Problem requirements
From the material below, list every line containing "text".

[Items from a dataset]
---
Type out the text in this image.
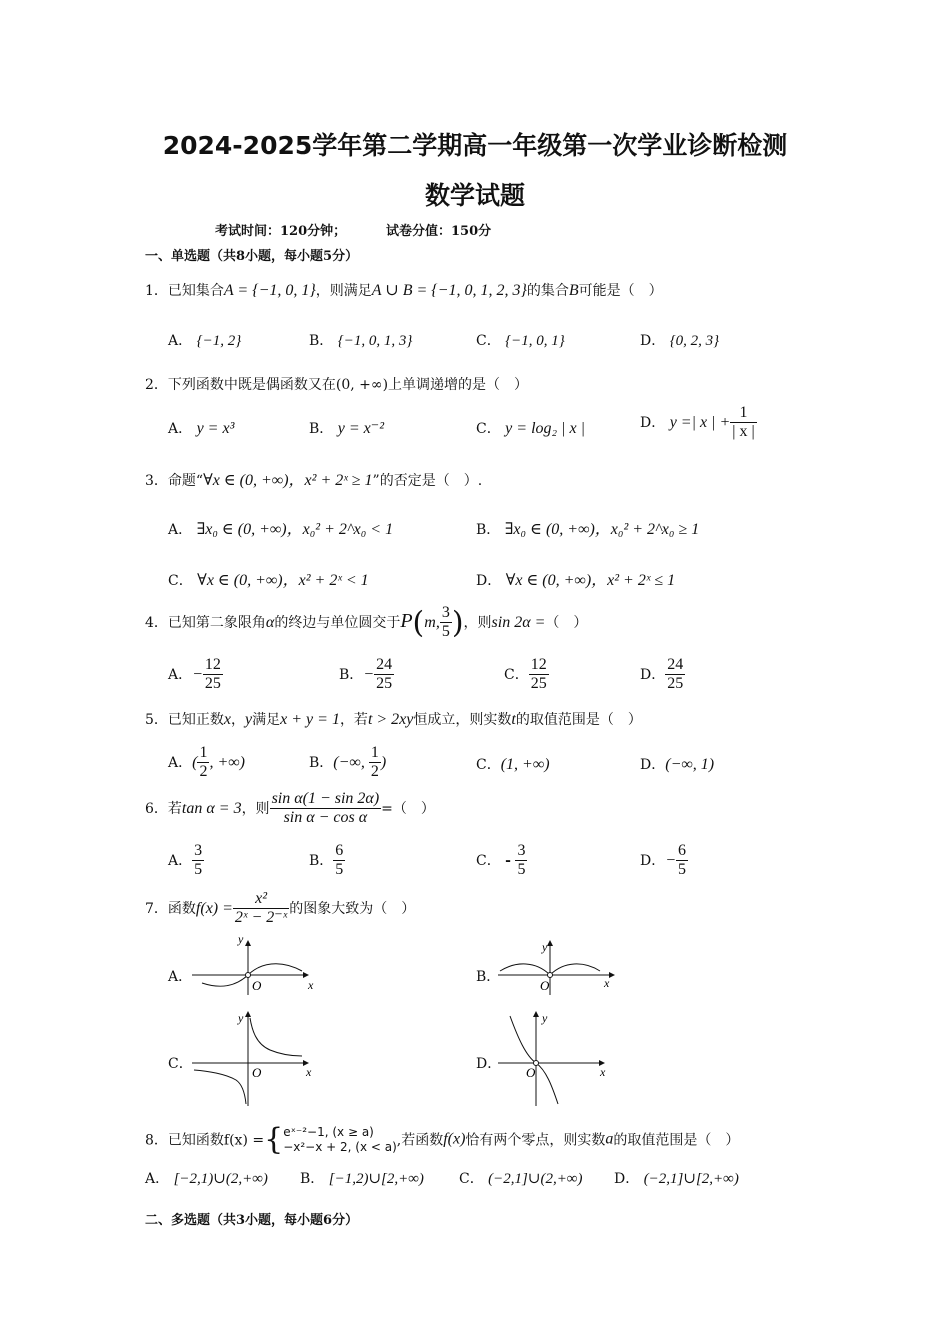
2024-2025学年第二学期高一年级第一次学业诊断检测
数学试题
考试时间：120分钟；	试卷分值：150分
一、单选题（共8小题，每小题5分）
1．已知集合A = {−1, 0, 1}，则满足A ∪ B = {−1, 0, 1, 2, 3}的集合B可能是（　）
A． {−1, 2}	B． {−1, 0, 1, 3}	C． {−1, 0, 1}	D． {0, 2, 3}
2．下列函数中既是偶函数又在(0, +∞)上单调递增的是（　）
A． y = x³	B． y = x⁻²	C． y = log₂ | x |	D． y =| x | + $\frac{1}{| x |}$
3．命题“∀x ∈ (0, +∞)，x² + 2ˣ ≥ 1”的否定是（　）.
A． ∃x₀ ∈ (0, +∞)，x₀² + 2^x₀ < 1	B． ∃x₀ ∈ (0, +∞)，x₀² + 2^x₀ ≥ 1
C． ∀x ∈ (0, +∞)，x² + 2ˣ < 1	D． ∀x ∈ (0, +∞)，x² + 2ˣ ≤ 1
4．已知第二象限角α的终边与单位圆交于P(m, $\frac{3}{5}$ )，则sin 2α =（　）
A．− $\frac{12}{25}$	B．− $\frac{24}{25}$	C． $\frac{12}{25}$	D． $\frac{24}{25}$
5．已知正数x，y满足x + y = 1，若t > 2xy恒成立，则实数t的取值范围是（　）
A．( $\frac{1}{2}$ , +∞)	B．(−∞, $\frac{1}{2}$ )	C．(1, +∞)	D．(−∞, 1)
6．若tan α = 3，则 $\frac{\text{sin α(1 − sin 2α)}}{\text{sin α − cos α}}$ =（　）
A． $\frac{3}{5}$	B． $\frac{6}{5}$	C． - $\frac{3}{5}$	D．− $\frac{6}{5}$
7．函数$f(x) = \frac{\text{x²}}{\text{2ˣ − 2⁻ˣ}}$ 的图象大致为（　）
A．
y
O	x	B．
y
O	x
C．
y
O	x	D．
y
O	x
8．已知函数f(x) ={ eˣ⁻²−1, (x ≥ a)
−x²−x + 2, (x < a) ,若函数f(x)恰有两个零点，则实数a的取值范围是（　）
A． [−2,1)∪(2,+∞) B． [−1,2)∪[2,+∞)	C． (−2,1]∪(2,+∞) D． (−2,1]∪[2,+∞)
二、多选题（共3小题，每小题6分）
---
Final result
Type out the text in this image.
6．若tan α = 3，则 $\frac{\text{sin α(1 − sin 2α)}}{\text{sin α − cos α}}$ =（　）
7．函数$f(x) = \frac{\text{x²}}{\text{2ˣ − 2⁻ˣ}}$ 的图象大致为（　）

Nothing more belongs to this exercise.